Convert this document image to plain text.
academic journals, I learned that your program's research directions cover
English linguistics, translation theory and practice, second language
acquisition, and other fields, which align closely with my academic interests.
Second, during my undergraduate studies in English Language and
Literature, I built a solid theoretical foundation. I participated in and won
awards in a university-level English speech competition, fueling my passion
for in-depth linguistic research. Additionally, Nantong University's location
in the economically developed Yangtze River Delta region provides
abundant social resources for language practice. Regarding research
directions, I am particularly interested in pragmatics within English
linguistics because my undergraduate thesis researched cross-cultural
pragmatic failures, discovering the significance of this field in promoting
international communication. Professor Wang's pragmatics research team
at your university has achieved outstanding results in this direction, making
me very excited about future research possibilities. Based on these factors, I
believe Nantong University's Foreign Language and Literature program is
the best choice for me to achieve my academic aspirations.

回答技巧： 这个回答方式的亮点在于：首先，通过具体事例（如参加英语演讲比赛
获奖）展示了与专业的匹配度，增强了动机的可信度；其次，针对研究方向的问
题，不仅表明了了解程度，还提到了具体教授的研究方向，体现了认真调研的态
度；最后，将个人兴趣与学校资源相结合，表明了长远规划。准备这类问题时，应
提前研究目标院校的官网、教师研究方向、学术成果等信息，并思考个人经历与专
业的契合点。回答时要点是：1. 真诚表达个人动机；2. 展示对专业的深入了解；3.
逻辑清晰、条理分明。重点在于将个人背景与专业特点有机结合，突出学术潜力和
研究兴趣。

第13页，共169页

+-------+

■ Exercise aim
Tally up the lines holding the string "linguistics" in this listing, and report the total alone.

■ Answer to this problem
2